Copy out every line of the data exactly.

# RECORDS TO PROCESS start

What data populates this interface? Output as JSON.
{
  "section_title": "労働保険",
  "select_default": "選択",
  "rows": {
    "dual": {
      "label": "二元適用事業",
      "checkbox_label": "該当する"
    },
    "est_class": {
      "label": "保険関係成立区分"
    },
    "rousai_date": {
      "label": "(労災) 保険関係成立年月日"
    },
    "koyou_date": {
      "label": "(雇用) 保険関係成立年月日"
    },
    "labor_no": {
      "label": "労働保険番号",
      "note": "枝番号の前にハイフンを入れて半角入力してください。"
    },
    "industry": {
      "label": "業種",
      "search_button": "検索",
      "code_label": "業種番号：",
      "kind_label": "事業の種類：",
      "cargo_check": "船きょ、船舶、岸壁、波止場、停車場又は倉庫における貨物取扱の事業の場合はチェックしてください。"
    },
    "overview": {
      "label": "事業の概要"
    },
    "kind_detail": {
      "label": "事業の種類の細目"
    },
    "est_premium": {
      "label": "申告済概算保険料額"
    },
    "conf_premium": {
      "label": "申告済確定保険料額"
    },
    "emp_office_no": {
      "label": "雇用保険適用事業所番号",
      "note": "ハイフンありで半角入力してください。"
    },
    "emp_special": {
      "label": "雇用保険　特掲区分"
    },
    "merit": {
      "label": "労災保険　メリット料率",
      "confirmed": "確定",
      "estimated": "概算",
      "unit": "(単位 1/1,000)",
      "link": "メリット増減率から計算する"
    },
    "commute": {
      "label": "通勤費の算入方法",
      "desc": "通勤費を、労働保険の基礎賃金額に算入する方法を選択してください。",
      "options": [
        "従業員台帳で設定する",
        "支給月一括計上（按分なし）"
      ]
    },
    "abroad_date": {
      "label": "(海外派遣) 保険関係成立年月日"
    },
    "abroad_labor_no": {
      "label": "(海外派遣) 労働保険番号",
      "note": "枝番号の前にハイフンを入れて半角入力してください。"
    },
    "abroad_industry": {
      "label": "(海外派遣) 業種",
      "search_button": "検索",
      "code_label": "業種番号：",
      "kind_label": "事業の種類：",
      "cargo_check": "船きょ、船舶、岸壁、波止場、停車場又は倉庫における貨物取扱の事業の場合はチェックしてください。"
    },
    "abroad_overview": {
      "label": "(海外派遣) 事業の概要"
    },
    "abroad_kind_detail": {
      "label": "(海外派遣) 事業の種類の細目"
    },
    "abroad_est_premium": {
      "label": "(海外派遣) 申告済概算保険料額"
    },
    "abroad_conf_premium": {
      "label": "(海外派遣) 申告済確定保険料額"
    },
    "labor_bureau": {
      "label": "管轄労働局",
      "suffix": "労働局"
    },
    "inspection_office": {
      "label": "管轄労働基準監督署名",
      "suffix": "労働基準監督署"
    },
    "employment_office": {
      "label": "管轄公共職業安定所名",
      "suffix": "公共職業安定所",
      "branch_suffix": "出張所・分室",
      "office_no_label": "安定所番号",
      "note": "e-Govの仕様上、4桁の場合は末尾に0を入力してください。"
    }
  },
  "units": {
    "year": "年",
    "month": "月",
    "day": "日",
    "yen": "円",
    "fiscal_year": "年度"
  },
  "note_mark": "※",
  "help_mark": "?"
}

# RECORDS TO PROCESS end

# TASK ANSWER:
What data populates this interface? Output as JSON.
{
  "section_title": "労働保険",
  "select_default": "選択",
  "rows": {
    "dual": {
      "label": "二元適用事業",
      "checkbox_label": "該当する"
    },
    "est_class": {
      "label": "保険関係成立区分"
    },
    "rousai_date": {
      "label": "(労災) 保険関係成立年月日"
    },
    "koyou_date": {
      "label": "(雇用) 保険関係成立年月日"
    },
    "labor_no": {
      "label": "労働保険番号",
      "note": "枝番号の前にハイフンを入れて半角入力してください。"
    },
    "industry": {
      "label": "業種",
      "search_button": "検索",
      "code_label": "業種番号：",
      "kind_label": "事業の種類：",
      "cargo_check": "船きょ、船舶、岸壁、波止場、停車場又は倉庫における貨物取扱の事業の場合はチェックしてください。"
    },
    "overview": {
      "label": "事業の概要"
    },
    "kind_detail": {
      "label": "事業の種類の細目"
    },
    "est_premium": {
      "label": "申告済概算保険料額"
    },
    "conf_premium": {
      "label": "申告済確定保険料額"
    },
    "emp_office_no": {
      "label": "雇用保険適用事業所番号",
      "note": "ハイフンありで半角入力してください。"
    },
    "emp_special": {
      "label": "雇用保険　特掲区分"
    },
    "merit": {
      "label": "労災保険　メリット料率",
      "confirmed": "確定",
      "estimated": "概算",
      "unit": "(単位 1/1,000)",
      "link": "メリット増減率から計算する"
    },
    "commute": {
      "label": "通勤費の算入方法",
      "desc": "通勤費を、労働保険の基礎賃金額に算入する方法を選択してください。",
      "options": [
        "従業員台帳で設定する",
        "支給月一括計上（按分なし）"
      ]
    },
    "abroad_date": {
      "label": "(海外派遣) 保険関係成立年月日"
    },
    "abroad_labor_no": {
      "label": "(海外派遣) 労働保険番号",
      "note": "枝番号の前にハイフンを入れて半角入力してください。"
    },
    "abroad_industry": {
      "label": "(海外派遣) 業種",
      "search_button": "検索",
      "code_label": "業種番号：",
      "kind_label": "事業の種類：",
      "cargo_check": "船きょ、船舶、岸壁、波止場、停車場又は倉庫における貨物取扱の事業の場合はチェックしてください。"
    },
    "abroad_overview": {
      "label": "(海外派遣) 事業の概要"
    },
    "abroad_kind_detail": {
      "label": "(海外派遣) 事業の種類の細目"
    },
    "abroad_est_premium": {
      "label": "(海外派遣) 申告済概算保険料額"
    },
    "abroad_conf_premium": {
      "label": "(海外派遣) 申告済確定保険料額"
    },
    "labor_bureau": {
      "label": "管轄労働局",
      "suffix": "労働局"
    },
    "inspection_office": {
      "label": "管轄労働基準監督署名",
      "suffix": "労働基準監督署"
    },
    "employment_office": {
      "label": "管轄公共職業安定所名",
      "suffix": "公共職業安定所",
      "branch_suffix": "出張所・分室",
      "office_no_label": "安定所番号",
      "note": "e-Govの仕様上、4桁の場合は末尾に0を入力してください。"
    }
  },
  "units": {
    "year": "年",
    "month": "月",
    "day": "日",
    "yen": "円",
    "fiscal_year": "年度"
  },
  "note_mark": "※",
  "help_mark": "?"
}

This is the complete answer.